WORK INSTRUCTIONS: Select the lines that contain "JSON" and copy each of them.

EXCERPTED DATA:
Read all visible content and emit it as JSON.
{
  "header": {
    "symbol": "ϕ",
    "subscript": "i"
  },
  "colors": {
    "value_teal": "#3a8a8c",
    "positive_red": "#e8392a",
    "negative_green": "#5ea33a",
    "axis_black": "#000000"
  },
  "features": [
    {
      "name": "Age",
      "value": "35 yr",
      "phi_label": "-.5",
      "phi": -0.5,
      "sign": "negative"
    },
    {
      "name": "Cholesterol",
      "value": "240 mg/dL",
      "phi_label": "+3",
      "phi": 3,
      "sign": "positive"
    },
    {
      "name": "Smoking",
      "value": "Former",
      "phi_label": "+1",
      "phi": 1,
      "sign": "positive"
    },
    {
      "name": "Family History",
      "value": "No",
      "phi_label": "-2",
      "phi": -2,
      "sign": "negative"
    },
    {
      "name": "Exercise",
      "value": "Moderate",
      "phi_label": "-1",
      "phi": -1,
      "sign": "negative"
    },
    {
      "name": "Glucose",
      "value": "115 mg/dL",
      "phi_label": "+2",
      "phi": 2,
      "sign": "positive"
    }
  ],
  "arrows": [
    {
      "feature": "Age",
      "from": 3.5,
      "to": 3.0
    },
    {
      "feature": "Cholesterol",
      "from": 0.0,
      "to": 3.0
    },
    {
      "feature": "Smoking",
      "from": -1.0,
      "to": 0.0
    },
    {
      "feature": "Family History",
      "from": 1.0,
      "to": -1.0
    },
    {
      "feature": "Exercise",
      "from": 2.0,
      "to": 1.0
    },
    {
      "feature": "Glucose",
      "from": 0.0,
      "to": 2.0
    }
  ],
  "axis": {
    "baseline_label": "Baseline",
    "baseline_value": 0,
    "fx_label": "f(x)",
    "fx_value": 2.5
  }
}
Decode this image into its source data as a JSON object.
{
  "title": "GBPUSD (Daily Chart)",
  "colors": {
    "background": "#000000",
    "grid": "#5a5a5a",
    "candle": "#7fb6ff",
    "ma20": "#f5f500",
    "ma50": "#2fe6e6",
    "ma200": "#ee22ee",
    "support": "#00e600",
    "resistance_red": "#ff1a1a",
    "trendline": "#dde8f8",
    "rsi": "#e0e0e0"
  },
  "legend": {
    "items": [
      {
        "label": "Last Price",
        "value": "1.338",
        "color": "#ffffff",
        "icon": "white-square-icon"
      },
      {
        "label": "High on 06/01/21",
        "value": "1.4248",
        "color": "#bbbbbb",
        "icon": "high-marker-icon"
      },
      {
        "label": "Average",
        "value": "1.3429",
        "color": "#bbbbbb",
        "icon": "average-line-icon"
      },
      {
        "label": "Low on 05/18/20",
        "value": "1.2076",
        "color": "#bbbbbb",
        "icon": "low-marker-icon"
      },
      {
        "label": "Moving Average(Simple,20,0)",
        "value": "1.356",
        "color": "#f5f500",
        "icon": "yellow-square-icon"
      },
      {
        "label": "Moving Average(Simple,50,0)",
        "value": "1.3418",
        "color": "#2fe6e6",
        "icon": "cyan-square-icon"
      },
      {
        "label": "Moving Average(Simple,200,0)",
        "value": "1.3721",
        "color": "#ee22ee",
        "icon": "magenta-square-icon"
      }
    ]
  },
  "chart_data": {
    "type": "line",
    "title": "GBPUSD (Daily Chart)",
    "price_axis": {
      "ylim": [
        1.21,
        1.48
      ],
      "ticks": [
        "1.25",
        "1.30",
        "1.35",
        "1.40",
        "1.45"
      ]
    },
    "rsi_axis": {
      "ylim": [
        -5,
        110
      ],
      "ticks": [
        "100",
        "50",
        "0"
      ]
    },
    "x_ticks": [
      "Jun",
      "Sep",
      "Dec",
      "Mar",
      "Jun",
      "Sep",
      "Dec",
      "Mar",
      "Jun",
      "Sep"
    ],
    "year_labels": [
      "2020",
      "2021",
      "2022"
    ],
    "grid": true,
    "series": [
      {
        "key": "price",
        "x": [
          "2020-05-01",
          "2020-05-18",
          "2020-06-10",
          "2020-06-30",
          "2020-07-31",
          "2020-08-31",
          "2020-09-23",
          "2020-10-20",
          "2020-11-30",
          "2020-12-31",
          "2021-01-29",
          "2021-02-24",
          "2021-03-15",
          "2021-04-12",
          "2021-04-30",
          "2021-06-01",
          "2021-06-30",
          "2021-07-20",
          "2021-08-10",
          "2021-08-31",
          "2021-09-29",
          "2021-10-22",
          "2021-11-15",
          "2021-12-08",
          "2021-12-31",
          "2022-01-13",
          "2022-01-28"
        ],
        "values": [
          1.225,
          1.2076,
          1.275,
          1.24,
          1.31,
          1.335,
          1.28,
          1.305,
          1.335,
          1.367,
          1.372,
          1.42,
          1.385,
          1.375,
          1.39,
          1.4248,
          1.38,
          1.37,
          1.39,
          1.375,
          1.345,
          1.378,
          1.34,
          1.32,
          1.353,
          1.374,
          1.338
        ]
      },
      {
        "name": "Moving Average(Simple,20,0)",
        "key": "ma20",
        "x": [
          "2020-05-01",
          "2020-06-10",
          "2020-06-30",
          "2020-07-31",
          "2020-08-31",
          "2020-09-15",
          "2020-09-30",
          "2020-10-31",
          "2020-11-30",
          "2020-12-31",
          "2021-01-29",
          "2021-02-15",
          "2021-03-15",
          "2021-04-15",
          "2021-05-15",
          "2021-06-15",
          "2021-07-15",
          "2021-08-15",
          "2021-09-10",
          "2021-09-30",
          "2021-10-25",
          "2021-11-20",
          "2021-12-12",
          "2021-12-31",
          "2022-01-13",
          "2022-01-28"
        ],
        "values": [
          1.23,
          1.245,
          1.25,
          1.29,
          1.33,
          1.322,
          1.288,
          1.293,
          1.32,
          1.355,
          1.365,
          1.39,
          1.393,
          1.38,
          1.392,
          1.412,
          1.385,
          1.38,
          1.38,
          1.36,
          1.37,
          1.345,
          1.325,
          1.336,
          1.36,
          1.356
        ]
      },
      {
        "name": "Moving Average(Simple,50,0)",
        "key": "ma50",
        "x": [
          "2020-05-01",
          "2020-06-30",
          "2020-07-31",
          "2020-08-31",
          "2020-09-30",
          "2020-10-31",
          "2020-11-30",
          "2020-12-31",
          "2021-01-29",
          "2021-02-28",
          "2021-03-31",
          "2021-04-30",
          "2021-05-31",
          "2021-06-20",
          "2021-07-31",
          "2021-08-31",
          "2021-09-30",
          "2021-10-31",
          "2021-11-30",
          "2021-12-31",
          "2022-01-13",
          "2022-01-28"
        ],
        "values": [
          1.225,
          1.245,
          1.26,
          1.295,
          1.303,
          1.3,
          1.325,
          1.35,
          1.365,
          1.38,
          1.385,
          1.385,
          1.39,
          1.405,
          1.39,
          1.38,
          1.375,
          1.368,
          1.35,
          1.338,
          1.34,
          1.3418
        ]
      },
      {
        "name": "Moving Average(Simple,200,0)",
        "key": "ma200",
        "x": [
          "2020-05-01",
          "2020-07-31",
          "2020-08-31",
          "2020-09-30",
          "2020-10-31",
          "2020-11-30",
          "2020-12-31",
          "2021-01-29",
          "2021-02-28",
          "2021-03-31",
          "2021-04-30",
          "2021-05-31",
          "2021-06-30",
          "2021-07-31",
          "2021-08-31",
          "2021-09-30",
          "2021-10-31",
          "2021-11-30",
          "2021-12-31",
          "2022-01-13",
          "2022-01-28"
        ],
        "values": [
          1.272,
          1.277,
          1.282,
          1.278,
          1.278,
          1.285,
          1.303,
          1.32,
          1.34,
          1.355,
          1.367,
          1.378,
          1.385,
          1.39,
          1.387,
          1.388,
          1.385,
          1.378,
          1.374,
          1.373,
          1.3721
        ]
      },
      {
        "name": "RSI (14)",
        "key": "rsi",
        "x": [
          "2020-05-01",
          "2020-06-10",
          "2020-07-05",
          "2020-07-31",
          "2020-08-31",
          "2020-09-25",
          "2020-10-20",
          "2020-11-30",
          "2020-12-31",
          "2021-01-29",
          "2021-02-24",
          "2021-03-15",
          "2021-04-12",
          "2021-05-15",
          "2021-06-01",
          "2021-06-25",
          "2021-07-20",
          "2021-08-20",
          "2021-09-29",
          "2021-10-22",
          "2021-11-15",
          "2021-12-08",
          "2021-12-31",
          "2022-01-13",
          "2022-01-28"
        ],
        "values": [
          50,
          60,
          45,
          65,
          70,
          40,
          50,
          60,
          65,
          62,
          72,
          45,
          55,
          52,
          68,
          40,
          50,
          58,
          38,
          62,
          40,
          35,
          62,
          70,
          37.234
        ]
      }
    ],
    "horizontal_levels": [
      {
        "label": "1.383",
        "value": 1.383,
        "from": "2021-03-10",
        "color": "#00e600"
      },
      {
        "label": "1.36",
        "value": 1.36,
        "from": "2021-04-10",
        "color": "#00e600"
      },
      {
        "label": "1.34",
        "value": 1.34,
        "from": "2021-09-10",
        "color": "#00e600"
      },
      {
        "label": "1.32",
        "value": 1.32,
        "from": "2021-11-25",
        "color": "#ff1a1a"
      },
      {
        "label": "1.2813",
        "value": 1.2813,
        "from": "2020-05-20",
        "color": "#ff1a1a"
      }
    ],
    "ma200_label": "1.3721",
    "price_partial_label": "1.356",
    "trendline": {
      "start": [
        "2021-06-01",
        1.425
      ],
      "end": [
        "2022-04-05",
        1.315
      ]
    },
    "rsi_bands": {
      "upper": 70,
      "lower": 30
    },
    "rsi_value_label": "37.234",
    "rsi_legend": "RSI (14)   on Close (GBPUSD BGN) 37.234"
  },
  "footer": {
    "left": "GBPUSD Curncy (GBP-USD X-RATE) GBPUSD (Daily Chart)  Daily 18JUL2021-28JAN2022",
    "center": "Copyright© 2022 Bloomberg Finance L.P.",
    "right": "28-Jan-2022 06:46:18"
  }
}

OUTPUT:
Read all visible content and emit it as JSON.
Decode this image into its source data as a JSON object.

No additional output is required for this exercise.